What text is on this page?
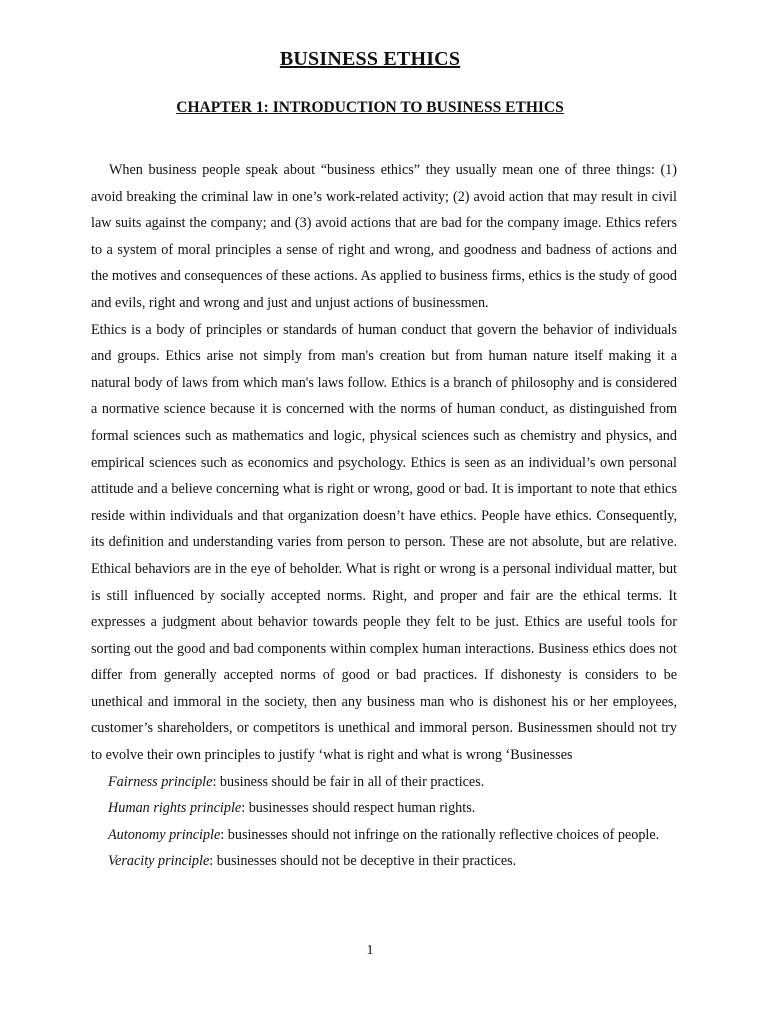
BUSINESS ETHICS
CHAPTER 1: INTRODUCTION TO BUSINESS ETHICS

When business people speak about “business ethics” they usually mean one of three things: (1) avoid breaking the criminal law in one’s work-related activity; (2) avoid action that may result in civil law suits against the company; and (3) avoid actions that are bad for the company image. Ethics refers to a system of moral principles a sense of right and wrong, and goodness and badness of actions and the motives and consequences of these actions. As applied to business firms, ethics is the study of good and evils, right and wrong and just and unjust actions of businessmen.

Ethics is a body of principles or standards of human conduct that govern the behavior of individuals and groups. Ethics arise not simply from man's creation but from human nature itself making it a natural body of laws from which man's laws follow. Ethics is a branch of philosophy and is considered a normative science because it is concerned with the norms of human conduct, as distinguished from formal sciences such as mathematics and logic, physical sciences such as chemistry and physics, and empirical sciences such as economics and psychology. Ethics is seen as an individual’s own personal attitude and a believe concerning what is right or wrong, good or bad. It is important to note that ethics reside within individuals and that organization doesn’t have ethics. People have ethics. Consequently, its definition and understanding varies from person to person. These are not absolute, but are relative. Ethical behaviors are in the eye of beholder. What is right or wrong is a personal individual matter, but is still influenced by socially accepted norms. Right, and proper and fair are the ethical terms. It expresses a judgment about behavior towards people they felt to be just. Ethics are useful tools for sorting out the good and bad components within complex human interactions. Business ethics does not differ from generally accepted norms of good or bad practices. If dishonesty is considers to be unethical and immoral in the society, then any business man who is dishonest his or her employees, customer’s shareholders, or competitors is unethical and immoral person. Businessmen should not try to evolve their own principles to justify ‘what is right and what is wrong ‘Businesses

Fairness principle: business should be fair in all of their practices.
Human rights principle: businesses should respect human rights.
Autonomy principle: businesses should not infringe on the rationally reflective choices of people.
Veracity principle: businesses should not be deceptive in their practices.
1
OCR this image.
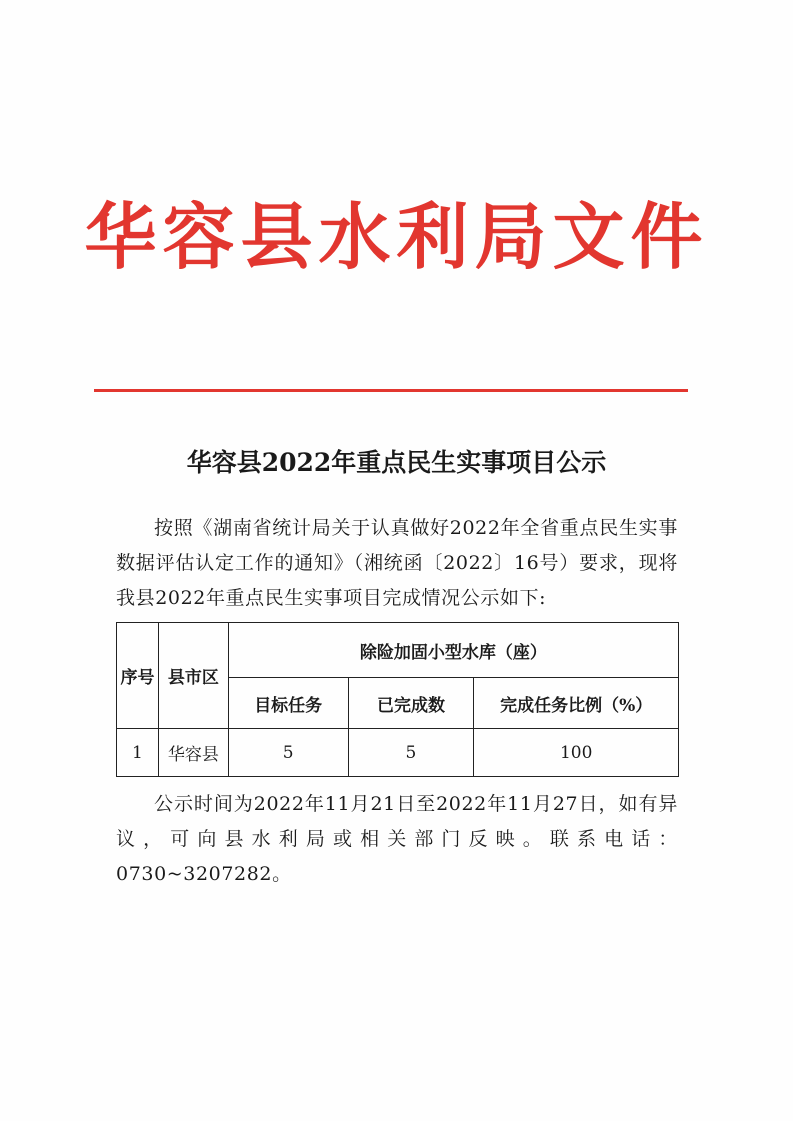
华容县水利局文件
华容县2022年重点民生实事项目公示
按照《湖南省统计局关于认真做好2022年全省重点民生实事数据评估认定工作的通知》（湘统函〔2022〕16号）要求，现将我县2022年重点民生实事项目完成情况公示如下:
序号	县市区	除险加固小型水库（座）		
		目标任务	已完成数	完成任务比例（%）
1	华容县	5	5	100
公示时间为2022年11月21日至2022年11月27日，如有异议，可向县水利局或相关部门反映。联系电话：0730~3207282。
********************
> [Request] Locate each line containing the string "human" and show it.

> [Right answer]
Ethics is a body of principles or standards of human conduct that govern the behavior of individuals and groups. Ethics arise not simply from man's creation but from human nature itself making it a natural body of laws from which man's laws follow. Ethics is a branch of philosophy and is considered a normative science because it is concerned with the norms of human conduct, as distinguished from formal sciences such as mathematics and logic, physical sciences such as chemistry and physics, and empirical sciences such as economics and psychology. Ethics is seen as an individual’s own personal attitude and a believe concerning what is right or wrong, good or bad. It is important to note that ethics reside within individuals and that organization doesn’t have ethics. People have ethics. Consequently, its definition and understanding varies from person to person. These are not absolute, but are relative. Ethical behaviors are in the eye of beholder. What is right or wrong is a personal individual matter, but is still influenced by socially accepted norms. Right, and proper and fair are the ethical terms. It expresses a judgment about behavior towards people they felt to be just. Ethics are useful tools for sorting out the good and bad components within complex human interactions. Business ethics does not differ from generally accepted norms of good or bad practices. If dishonesty is considers to be unethical and immoral in the society, then any business man who is dishonest his or her employees, customer’s shareholders, or competitors is unethical and immoral person. Businessmen should not try to evolve their own principles to justify ‘what is right and what is wrong ‘Businesses
Human rights principle: businesses should respect human rights.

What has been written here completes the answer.